***** DATASET EXCERPTS *****
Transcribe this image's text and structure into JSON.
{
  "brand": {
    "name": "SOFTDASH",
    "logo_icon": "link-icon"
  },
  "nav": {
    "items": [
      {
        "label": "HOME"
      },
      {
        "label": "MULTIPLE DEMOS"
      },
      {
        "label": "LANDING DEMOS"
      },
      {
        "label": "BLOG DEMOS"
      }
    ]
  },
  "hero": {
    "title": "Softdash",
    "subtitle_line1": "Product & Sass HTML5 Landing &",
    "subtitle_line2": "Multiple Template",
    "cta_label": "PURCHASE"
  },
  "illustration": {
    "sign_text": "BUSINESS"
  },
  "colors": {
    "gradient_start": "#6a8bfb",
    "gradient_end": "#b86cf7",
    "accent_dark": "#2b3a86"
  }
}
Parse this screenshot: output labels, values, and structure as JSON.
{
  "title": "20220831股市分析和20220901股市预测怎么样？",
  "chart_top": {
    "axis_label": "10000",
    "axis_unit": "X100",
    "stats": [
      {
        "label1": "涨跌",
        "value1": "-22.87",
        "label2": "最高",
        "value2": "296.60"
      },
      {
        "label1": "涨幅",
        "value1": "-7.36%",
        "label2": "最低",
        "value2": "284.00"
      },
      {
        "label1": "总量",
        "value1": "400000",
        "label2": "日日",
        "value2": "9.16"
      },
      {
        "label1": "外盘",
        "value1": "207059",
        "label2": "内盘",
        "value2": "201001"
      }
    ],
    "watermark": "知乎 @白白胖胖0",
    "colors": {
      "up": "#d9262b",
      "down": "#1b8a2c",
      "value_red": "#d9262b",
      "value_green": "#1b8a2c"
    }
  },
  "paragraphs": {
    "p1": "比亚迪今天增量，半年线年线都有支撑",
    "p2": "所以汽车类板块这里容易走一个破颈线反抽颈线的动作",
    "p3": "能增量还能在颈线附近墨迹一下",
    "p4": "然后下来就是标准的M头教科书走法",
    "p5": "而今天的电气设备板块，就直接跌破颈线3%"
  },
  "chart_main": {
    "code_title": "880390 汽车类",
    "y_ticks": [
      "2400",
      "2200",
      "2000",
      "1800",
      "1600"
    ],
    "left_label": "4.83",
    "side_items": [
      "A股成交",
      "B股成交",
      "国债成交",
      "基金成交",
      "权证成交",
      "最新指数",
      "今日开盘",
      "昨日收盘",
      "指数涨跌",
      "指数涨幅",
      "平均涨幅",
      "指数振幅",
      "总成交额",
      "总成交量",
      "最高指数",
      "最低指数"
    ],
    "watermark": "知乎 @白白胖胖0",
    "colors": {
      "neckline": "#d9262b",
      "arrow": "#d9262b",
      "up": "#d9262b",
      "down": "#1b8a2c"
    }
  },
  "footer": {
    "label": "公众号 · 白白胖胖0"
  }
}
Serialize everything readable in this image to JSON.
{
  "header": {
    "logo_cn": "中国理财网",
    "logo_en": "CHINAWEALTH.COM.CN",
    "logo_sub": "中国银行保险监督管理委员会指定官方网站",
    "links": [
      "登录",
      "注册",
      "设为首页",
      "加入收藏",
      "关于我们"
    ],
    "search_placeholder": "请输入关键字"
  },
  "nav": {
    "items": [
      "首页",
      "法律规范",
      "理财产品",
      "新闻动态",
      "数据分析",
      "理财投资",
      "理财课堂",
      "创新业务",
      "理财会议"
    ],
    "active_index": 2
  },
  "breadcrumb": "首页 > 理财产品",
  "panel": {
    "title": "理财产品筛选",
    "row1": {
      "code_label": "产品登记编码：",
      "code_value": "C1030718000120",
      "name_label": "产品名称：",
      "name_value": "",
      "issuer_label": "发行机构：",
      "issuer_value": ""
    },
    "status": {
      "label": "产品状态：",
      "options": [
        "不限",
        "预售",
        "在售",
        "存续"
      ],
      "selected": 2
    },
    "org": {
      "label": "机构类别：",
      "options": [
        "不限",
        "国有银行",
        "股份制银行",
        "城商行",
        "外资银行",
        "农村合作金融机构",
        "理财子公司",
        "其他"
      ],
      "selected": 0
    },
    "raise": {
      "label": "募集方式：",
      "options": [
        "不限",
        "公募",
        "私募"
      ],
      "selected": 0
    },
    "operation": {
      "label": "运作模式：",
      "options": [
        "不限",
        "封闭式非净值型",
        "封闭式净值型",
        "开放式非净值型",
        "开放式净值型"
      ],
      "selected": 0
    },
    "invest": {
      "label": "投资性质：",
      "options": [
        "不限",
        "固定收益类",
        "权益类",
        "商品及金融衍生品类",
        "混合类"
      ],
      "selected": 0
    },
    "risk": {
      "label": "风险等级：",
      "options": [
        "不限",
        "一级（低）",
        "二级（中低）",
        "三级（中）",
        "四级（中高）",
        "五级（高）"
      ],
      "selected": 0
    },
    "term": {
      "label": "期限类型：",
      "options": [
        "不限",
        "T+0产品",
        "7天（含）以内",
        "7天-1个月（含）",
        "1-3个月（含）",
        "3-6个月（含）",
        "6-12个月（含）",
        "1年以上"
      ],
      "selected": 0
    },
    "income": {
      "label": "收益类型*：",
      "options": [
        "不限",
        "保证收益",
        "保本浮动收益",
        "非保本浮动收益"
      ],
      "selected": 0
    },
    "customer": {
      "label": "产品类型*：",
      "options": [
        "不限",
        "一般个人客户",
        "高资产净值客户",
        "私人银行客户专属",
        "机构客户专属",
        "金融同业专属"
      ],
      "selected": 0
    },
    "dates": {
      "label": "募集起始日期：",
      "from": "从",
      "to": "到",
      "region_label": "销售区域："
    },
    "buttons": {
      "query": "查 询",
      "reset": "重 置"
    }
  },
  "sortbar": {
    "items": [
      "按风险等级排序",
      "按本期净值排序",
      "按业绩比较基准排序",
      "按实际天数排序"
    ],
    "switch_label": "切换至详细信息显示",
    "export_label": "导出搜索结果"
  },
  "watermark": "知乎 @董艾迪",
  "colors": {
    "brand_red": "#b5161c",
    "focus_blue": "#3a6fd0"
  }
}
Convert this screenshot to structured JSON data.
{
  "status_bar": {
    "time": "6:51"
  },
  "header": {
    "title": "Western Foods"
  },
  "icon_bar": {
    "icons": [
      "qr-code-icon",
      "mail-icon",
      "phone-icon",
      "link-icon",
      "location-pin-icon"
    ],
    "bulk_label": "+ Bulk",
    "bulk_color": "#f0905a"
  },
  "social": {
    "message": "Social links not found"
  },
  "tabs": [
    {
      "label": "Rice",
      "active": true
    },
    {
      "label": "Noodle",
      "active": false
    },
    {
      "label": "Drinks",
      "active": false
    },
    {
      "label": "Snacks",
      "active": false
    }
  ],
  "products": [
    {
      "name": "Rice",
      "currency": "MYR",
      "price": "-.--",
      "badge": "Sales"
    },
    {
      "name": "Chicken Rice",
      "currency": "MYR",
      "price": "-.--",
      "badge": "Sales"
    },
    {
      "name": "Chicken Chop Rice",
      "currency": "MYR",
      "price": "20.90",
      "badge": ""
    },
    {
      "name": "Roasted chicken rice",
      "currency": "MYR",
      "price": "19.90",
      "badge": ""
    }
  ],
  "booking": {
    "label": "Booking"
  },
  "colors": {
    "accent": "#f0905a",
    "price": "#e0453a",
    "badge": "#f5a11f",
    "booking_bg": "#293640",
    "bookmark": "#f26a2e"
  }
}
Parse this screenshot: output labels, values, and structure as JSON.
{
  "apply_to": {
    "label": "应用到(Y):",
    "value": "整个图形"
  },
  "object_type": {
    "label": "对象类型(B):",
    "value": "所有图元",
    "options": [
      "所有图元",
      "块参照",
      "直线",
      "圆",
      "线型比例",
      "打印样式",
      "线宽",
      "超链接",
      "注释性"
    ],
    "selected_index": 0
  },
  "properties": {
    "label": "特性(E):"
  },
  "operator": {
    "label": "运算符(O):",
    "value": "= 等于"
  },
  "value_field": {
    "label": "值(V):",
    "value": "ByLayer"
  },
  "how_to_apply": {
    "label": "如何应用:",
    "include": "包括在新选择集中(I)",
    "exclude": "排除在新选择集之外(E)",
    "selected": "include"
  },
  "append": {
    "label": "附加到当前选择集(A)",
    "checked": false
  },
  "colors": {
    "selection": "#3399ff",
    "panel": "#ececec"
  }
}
*****
SHORT TASK - Across the preceding material, how many lines contain the word "price"? State the number alone.

TASK RESPONSE - 5